**WHAT IS ASKED:** What is the number of lines in the data holding the word "admin"? Give that number by itself.

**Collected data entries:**
_____

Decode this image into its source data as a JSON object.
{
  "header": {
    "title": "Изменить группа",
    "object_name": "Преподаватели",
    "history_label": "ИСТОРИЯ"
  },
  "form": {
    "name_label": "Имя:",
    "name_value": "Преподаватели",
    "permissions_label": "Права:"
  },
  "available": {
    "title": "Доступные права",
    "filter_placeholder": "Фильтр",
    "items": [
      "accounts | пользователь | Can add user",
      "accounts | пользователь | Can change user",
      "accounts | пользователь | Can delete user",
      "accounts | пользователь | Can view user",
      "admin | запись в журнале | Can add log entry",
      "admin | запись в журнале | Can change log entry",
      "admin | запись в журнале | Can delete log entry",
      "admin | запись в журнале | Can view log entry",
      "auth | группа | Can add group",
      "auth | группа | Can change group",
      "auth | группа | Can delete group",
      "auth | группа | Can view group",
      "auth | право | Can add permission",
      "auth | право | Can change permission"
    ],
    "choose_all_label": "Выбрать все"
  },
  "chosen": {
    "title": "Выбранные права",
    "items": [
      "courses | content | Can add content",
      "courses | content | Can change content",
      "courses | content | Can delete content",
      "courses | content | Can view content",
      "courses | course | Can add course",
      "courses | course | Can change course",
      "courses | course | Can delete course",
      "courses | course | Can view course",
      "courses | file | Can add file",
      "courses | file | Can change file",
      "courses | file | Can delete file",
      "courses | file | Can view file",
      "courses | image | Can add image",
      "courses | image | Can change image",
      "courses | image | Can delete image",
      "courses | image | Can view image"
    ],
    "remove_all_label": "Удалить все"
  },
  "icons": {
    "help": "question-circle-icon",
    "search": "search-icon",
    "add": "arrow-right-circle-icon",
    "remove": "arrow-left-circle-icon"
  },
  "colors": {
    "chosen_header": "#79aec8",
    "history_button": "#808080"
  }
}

_____

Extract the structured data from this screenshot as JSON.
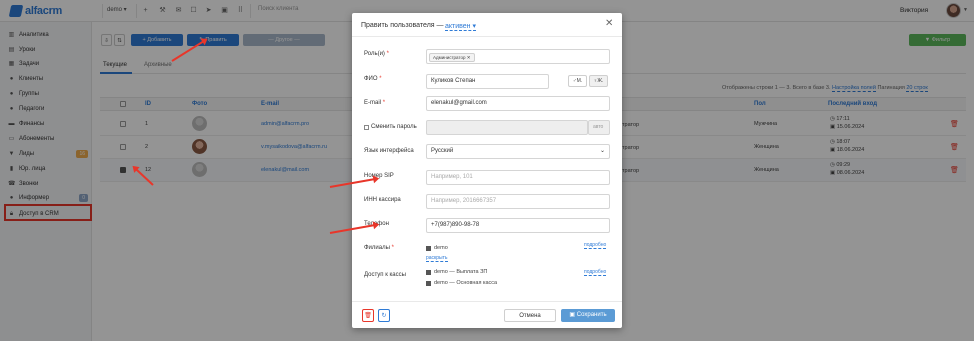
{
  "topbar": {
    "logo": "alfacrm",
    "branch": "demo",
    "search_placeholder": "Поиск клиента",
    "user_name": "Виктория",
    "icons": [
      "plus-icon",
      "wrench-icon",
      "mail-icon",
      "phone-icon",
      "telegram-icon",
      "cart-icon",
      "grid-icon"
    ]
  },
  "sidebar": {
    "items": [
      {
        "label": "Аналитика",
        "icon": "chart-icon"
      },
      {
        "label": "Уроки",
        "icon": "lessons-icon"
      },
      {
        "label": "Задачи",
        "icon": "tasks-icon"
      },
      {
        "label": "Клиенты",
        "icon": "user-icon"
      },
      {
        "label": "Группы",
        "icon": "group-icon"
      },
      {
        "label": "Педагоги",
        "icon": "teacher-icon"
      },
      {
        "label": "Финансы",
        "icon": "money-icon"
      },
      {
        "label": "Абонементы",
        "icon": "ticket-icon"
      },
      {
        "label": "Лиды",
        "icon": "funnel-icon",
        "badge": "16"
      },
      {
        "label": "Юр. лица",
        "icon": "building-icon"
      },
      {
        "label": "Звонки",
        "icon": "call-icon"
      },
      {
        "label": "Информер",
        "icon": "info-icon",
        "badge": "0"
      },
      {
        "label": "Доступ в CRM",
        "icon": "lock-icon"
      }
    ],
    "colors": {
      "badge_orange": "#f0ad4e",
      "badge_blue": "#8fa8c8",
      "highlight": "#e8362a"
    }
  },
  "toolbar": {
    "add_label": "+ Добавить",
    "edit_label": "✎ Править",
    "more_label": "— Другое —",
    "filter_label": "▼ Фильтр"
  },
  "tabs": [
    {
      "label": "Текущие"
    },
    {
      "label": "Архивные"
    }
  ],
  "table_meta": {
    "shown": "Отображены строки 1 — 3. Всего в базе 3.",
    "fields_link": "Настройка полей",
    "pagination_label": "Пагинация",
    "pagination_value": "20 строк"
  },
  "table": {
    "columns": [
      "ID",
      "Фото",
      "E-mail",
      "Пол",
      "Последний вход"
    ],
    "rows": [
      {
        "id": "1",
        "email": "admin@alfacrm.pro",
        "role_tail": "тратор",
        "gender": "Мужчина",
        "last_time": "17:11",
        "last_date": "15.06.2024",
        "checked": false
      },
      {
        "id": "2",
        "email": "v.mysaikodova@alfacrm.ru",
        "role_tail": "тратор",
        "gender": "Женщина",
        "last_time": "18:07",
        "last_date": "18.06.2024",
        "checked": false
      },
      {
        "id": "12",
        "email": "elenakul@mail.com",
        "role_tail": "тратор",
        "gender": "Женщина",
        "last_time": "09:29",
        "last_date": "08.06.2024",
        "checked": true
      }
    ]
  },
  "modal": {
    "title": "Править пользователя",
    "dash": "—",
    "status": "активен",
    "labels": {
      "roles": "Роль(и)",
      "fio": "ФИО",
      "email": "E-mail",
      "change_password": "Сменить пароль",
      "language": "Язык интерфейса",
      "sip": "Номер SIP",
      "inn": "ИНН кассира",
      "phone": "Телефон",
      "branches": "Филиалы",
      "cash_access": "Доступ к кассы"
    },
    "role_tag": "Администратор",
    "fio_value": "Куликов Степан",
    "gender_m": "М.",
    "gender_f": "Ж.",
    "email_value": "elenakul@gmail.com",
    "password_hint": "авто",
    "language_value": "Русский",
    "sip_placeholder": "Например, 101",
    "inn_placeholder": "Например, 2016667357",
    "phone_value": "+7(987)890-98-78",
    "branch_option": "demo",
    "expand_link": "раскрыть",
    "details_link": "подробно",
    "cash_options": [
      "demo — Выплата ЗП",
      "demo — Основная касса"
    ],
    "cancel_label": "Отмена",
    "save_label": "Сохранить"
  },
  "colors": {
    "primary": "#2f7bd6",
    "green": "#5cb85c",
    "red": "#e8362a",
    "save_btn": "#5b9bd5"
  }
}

_____

**OUTPUT:** 5